Passage to read:

It's seldom noted that APS qualifies in traditional terms as  a  "subminiature" film format.    Yet, APS  probably delivers better print quality than any subminiature format, EVER.

Kodak has a long history of inventing new, "improved" film formats aimed specifically at the mass consumer market.   Recent history has 126 film in 1963...35mm film with a paper backing in an easy loading drop in plastic cartridge.  In 1973 it was 110 film,   16mm film with a paper backing in an easy loading drop in plastic cartridge.  In 1982 it was disc film, a rotary subminiature format  comparable to the 8x11 Minox format.   In 1994 it was APS,  a smaller, modified 35mm film format with a lot of extras such as different formats and imbedded camera information intended to produce better prints. 

For the less aware, the marketing scheme here is invent a new film format, sell millions of the new "better" cameras, along with the new film processors, and then reinvent something new and improved 10-15 years later and do it all over again.  The Disc film had the worst quality.  110 film could be quite nice in sizes up to 5x7, but depended upon quality processing.  Even nice 8x10's were possible with a good lab.     126 suffered from a lack of sharpness due to the inability to keep the film flat (like 110), but still did a relatively good job due to it's near 35mm film size.

Written task 1:
According to the passage on Kodak film formats, in what year was 110 film introduced?
Written task 2:
Carry on the passage on Kodak film formats from its last sentence.
The rows that come after this text have nothing to do with it.

Provided information:

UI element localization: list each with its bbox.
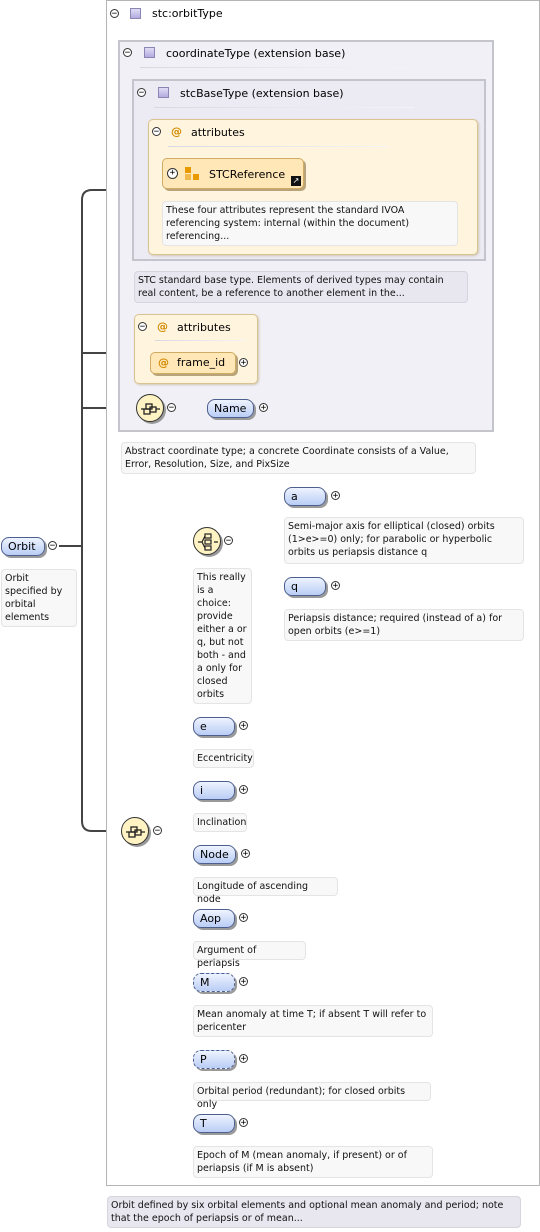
divider	[140, 67, 404, 68]
p-element[interactable]: P	[193, 1050, 235, 1069]
divider	[155, 340, 245, 341]
complex-type-icon	[144, 47, 155, 58]
q-note: Periapsis distance; required (instead of…	[284, 609, 524, 641]
choice-compositor-icon[interactable]	[193, 527, 221, 555]
collapse-attributes-icon[interactable]: −	[138, 322, 147, 332]
e-label: e	[200, 720, 207, 733]
node-label: Node	[200, 848, 229, 861]
stc-reference-note: These four attributes represent the stan…	[162, 201, 458, 246]
orbit-note: Orbit specified by orbital elements	[1, 569, 77, 627]
stc-base-type-note: STC standard base type. Elements of deri…	[134, 271, 468, 303]
expand-p-icon[interactable]: +	[239, 1054, 248, 1064]
frame-id-attribute[interactable]: @ frame_id	[150, 352, 236, 374]
at-sign-icon: @	[171, 125, 182, 138]
q-element[interactable]: q	[284, 577, 326, 596]
at-sign-icon: @	[157, 320, 168, 333]
a-element[interactable]: a	[284, 487, 326, 506]
t-label: T	[200, 1117, 207, 1130]
p-label: P	[200, 1053, 207, 1066]
aop-element[interactable]: Aop	[193, 909, 235, 928]
name-label: Name	[214, 402, 247, 415]
m-label: M	[200, 976, 210, 989]
stc-reference-group[interactable]: + STCReference ↗	[162, 158, 304, 189]
aop-label: Aop	[200, 912, 222, 925]
collapse-sequence-icon[interactable]: −	[153, 826, 162, 836]
collapse-orbit-icon[interactable]: −	[48, 541, 57, 551]
collapse-attributes-icon[interactable]: −	[152, 127, 161, 137]
i-note: Inclination	[193, 813, 247, 832]
collapse-coordinate-type-icon[interactable]: −	[123, 48, 132, 58]
expand-stc-reference-icon[interactable]: +	[167, 168, 178, 179]
expand-aop-icon[interactable]: +	[239, 913, 248, 923]
collapse-stc-base-type-icon[interactable]: −	[137, 88, 146, 98]
expand-a-icon[interactable]: +	[331, 491, 340, 501]
choice-note: This really is a choice: provide either …	[193, 568, 252, 704]
stc-reference-label: STCReference	[209, 168, 286, 181]
expand-e-icon[interactable]: +	[239, 721, 248, 731]
divider	[168, 146, 388, 147]
orbit-type-title: stc:orbitType	[152, 7, 223, 20]
orbit-type-note: Orbit defined by six orbital elements an…	[107, 1196, 521, 1228]
e-note: Eccentricity	[193, 749, 254, 768]
complex-type-icon	[130, 8, 141, 19]
expand-name-icon[interactable]: +	[259, 403, 268, 413]
aop-note: Argument of periapsis	[193, 941, 306, 969]
collapse-sequence-icon[interactable]: −	[167, 403, 176, 413]
expand-m-icon[interactable]: +	[239, 977, 248, 987]
orbit-element[interactable]: Orbit	[1, 537, 45, 556]
expand-q-icon[interactable]: +	[331, 581, 340, 591]
stc-base-type-title: stcBaseType (extension base)	[180, 87, 344, 100]
p-note: Orbital period (redundant); for closed o…	[193, 1082, 431, 1110]
divider	[154, 107, 414, 108]
expand-t-icon[interactable]: +	[239, 1118, 248, 1128]
coordinate-type-note: Abstract coordinate type; a concrete Coo…	[121, 442, 476, 474]
q-label: q	[291, 580, 298, 593]
node-note: Longitude of ascending node	[193, 877, 338, 905]
stc-base-attributes-label: attributes	[191, 126, 245, 139]
node-element[interactable]: Node	[193, 845, 236, 864]
m-note: Mean anomaly at time T; if absent T will…	[193, 1005, 433, 1037]
complex-type-icon	[158, 87, 169, 98]
t-note: Epoch of M (mean anomaly, if present) or…	[193, 1146, 433, 1178]
coordinate-attributes-label: attributes	[177, 321, 231, 334]
frame-id-label: frame_id	[177, 356, 226, 369]
a-label: a	[291, 490, 298, 503]
collapse-orbit-type-icon[interactable]: −	[110, 9, 119, 19]
at-sign-icon: @	[158, 356, 169, 369]
i-label: i	[200, 784, 204, 797]
name-element[interactable]: Name	[207, 399, 254, 418]
sequence-compositor-icon[interactable]	[136, 394, 164, 422]
e-element[interactable]: e	[193, 717, 235, 736]
m-element[interactable]: M	[193, 973, 235, 992]
a-note: Semi-major axis for elliptical (closed) …	[284, 517, 524, 564]
collapse-choice-icon[interactable]: −	[224, 536, 233, 546]
sequence-compositor-icon[interactable]	[121, 817, 149, 845]
coordinate-type-title: coordinateType (extension base)	[166, 47, 346, 60]
expand-node-icon[interactable]: +	[241, 849, 250, 859]
attribute-group-icon	[185, 167, 191, 173]
expand-frame-id-icon[interactable]: +	[239, 358, 248, 368]
schema-diagram: Orbit − Orbit specified by orbital eleme…	[0, 0, 540, 1232]
orbit-label: Orbit	[8, 540, 36, 553]
i-element[interactable]: i	[193, 781, 235, 800]
shortcut-arrow-icon[interactable]: ↗	[291, 176, 301, 186]
t-element[interactable]: T	[193, 1114, 235, 1133]
expand-i-icon[interactable]: +	[239, 785, 248, 795]
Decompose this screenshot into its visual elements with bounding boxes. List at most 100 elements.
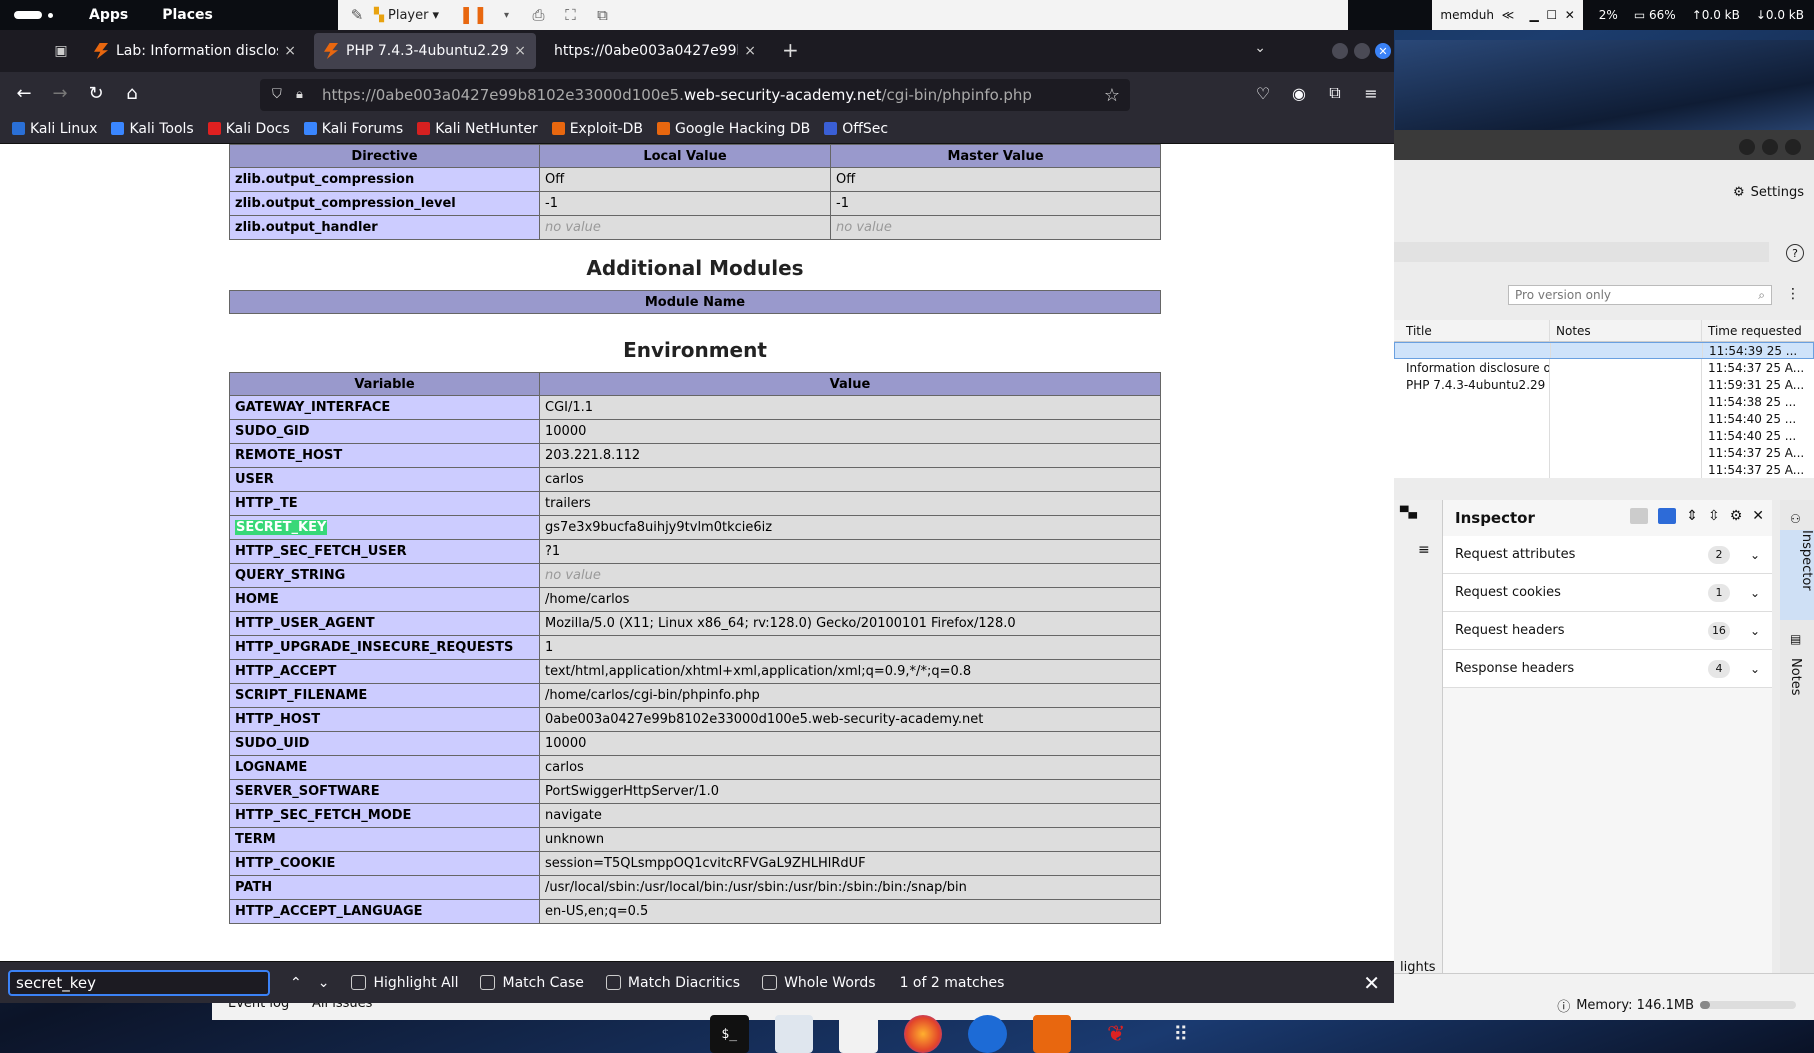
table-row[interactable]: 11:54:38 25 ... — [1394, 393, 1814, 410]
table-row[interactable]: PHP 7.4.3-4ubuntu2.29 ... 11:59:31 25 A..… — [1394, 376, 1814, 393]
toggle-icon[interactable]: ▀▄ — [1400, 506, 1417, 519]
inspector-section[interactable]: Response headers 4 ⌄ — [1443, 650, 1772, 688]
match-case-checkbox[interactable]: Match Case — [480, 975, 584, 991]
table-row[interactable]: 11:54:37 25 A... — [1394, 444, 1814, 461]
table-row[interactable]: 11:54:39 25 ... — [1394, 342, 1814, 359]
column-notes[interactable]: Notes — [1549, 320, 1701, 341]
inspector-section[interactable]: Request headers 16 ⌄ — [1443, 612, 1772, 650]
bookmark-item[interactable]: Kali Linux — [12, 121, 97, 137]
find-previous-icon[interactable]: ⌃ — [290, 975, 302, 991]
column-title[interactable]: Title — [1394, 324, 1549, 338]
bookmark-item[interactable]: Kali Tools — [111, 121, 194, 137]
text-editor-icon[interactable] — [839, 1015, 878, 1053]
player-menu[interactable]: ▚ Player ▾ — [374, 8, 439, 23]
layout-toggle-panel[interactable] — [1658, 508, 1677, 524]
pocket-icon[interactable]: ♡ — [1252, 82, 1274, 104]
inspector-close-icon[interactable]: ✕ — [1752, 508, 1764, 524]
bookmark-item[interactable]: OffSec — [824, 121, 888, 137]
tab-close-icon[interactable]: × — [514, 43, 526, 59]
window-close-button[interactable]: ✕ — [1375, 43, 1391, 59]
search-input[interactable]: Pro version only ⌕ — [1508, 285, 1772, 305]
window-minimize-button[interactable] — [1332, 43, 1348, 59]
places-menu[interactable]: Places — [162, 7, 213, 23]
tab-close-icon[interactable]: × — [284, 43, 296, 59]
chevron-down-icon: ⌄ — [1749, 547, 1760, 562]
column-time-requested[interactable]: Time requested — [1701, 320, 1814, 341]
settings-button[interactable]: ⚙ Settings — [1733, 185, 1804, 200]
expand-all-icon[interactable]: ⇕ — [1686, 508, 1698, 524]
activities-pill[interactable] — [14, 11, 42, 19]
bookmark-item[interactable]: Exploit-DB — [551, 121, 643, 137]
list-all-tabs-icon[interactable]: ⌄ — [1254, 40, 1266, 56]
new-tab-icon[interactable]: + — [782, 38, 799, 62]
whole-words-checkbox[interactable]: Whole Words — [762, 975, 876, 991]
table-row[interactable]: Information disclosure o... 11:54:37 25 A… — [1394, 359, 1814, 376]
reload-icon[interactable]: ↻ — [78, 77, 114, 109]
table-row[interactable]: 11:54:40 25 ... — [1394, 410, 1814, 427]
chevron-down-icon[interactable]: ▾ — [494, 4, 520, 26]
tab-phpinfo[interactable]: PHP 7.4.3-4ubuntu2.29 - × — [314, 33, 536, 69]
burp-close-button[interactable] — [1785, 139, 1801, 155]
minimize-icon[interactable]: ▁ — [1529, 8, 1538, 22]
inspector-settings-icon[interactable]: ⚙ — [1730, 508, 1743, 524]
maximize-icon[interactable]: ☐ — [1546, 8, 1557, 22]
apps-menu[interactable]: Apps — [89, 7, 128, 23]
home-icon[interactable]: ⌂ — [114, 77, 150, 109]
burp-maximize-button[interactable] — [1762, 139, 1778, 155]
bookmark-item[interactable]: Kali NetHunter — [417, 121, 538, 137]
shield-icon[interactable]: ⛉ — [272, 88, 286, 102]
terminal-icon[interactable]: $_ — [710, 1015, 749, 1053]
burp-suite-icon[interactable] — [1032, 1015, 1071, 1053]
table-row[interactable]: 11:54:40 25 ... — [1394, 427, 1814, 444]
tab-close-icon[interactable]: × — [744, 43, 756, 59]
menu-lines-icon[interactable]: ≡ — [1418, 542, 1430, 558]
firefox-view-icon[interactable]: ▣ — [46, 34, 76, 68]
collapse-all-icon[interactable]: ⇳ — [1708, 508, 1720, 524]
bookmark-item[interactable]: Google Hacking DB — [656, 121, 810, 137]
match-diacritics-checkbox[interactable]: Match Diacritics — [605, 975, 740, 991]
account-icon[interactable]: ◉ — [1288, 82, 1310, 104]
bookmark-item[interactable]: Kali Docs — [207, 121, 290, 137]
tab-url[interactable]: https://0abe003a0427e99b8 × — [544, 33, 766, 69]
table-row[interactable]: 11:54:37 25 A... — [1394, 461, 1814, 478]
filter-bar[interactable] — [1394, 242, 1769, 262]
side-tab-inspector[interactable]: Inspector — [1780, 530, 1814, 620]
window-maximize-button[interactable] — [1354, 43, 1370, 59]
forward-icon[interactable]: → — [42, 77, 78, 109]
inspector-section[interactable]: Request cookies 1 ⌄ — [1443, 574, 1772, 612]
bookmark-item[interactable]: Kali Forums — [303, 121, 403, 137]
side-tab-notes[interactable]: Notes — [1788, 658, 1803, 696]
table-row: GATEWAY_INTERFACE CGI/1.1 — [229, 395, 1161, 420]
master-value: Off — [830, 167, 1161, 192]
fullscreen-icon[interactable]: ⛶ — [558, 4, 584, 26]
find-input[interactable] — [8, 969, 270, 996]
extensions-icon[interactable]: ⧉ — [1324, 82, 1346, 104]
close-icon[interactable]: ✕ — [1565, 8, 1575, 22]
find-close-icon[interactable]: ✕ — [1363, 971, 1380, 995]
inspector-section[interactable]: Request attributes 2 ⌄ — [1443, 536, 1772, 574]
address-bar[interactable]: ⛉ 🔒︎ https://0abe003a0427e99b8102e33000d… — [260, 79, 1130, 111]
layout-toggle-list[interactable] — [1630, 508, 1649, 524]
send-keys-icon[interactable]: ⎙ — [526, 4, 552, 26]
highlight-all-checkbox[interactable]: Highlight All — [351, 975, 458, 991]
firefox-icon[interactable] — [903, 1015, 942, 1053]
wireshark-icon[interactable] — [968, 1015, 1007, 1053]
menu-icon[interactable]: ≡ — [1360, 82, 1382, 104]
variable-value: en-US,en;q=0.5 — [539, 899, 1161, 924]
unity-icon[interactable]: ⧉ — [590, 4, 616, 26]
cherrytree-icon[interactable]: ❦ — [1097, 1015, 1136, 1053]
files-icon[interactable] — [774, 1015, 813, 1053]
collapse-icon[interactable]: ≪ — [1502, 8, 1515, 22]
find-next-icon[interactable]: ⌄ — [318, 975, 330, 991]
tab-lab[interactable]: Lab: Information disclosu × — [84, 33, 306, 69]
help-icon[interactable]: ? — [1786, 244, 1804, 262]
workspace-dot[interactable] — [48, 12, 53, 18]
pin-icon[interactable]: ✎ — [344, 4, 370, 26]
app-grid-icon[interactable]: ⠿ — [1162, 1015, 1201, 1053]
burp-minimize-button[interactable] — [1739, 139, 1755, 155]
back-icon[interactable]: ← — [6, 77, 42, 109]
lock-icon[interactable]: 🔒︎ — [296, 88, 310, 102]
pause-icon[interactable]: ❚❚ — [459, 5, 488, 25]
more-options-icon[interactable]: ⋮ — [1786, 286, 1800, 302]
bookmark-star-icon[interactable]: ☆ — [1104, 85, 1120, 106]
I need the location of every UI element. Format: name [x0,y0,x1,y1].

Task answer 1:
1973

Task answer 2:
Of all these consumer formats,  APS is obviously the best.  It can deliver great pics, and is fool proof for the photographic idiots among us to load correctly.   Some of the APS camera are among the best EVER for the everyday consumer, notably the Canon ELPH and its various copies.   Alas, APS sales are a dim shadow compared to the phenomenal popularity of the then newly introduced 126 or 110 films.

Perhaps the most interesting, and most gimmicky, aspect of APS is the user controlled negative/print sizes.  In reality,  the photog has two different ways to shoot on a smaller negative by changing in camera masking.   The C/H/P (traditional, Wider, Panorama) neg sizes range from 15.6x22.3, 15.6x27.4, and 9.6x27.4mm respectively.  Personally I prefer the C size.   Another big plus of APS is the coded exposure info which can help produce better prints.       

Alas, there is a fly in the soup: COST   APS film and processing  are considerably more expensive than 35mm,  63% more in my own little survey.

In my none-too scientific price comparisons at my local COSTCO (a large national chain of low cost warehouse type department stores in the US with in house quality one hour film processing)  I found APS costs to be about 1 1/2 times the cost of 35mm, a larger film format with higher print quality!! 

Film Cost (Kodak)

                        APS   6 x 25 exposures = 23.99/ 150 exp. = 16 cents film cost per shot

                              35mm     168 exposure = $21.99/168  = 13 cents film cost per exposure

Developing / Printing  Cost

            APS          3.49 developing    25x22 cents = $5.50+3.49 = 899/25 = 35.96 cents ea.

            35mm       2.87 developing     24x8 cents  = $1.92+2.87= 479/24 =   19.95 cents ea.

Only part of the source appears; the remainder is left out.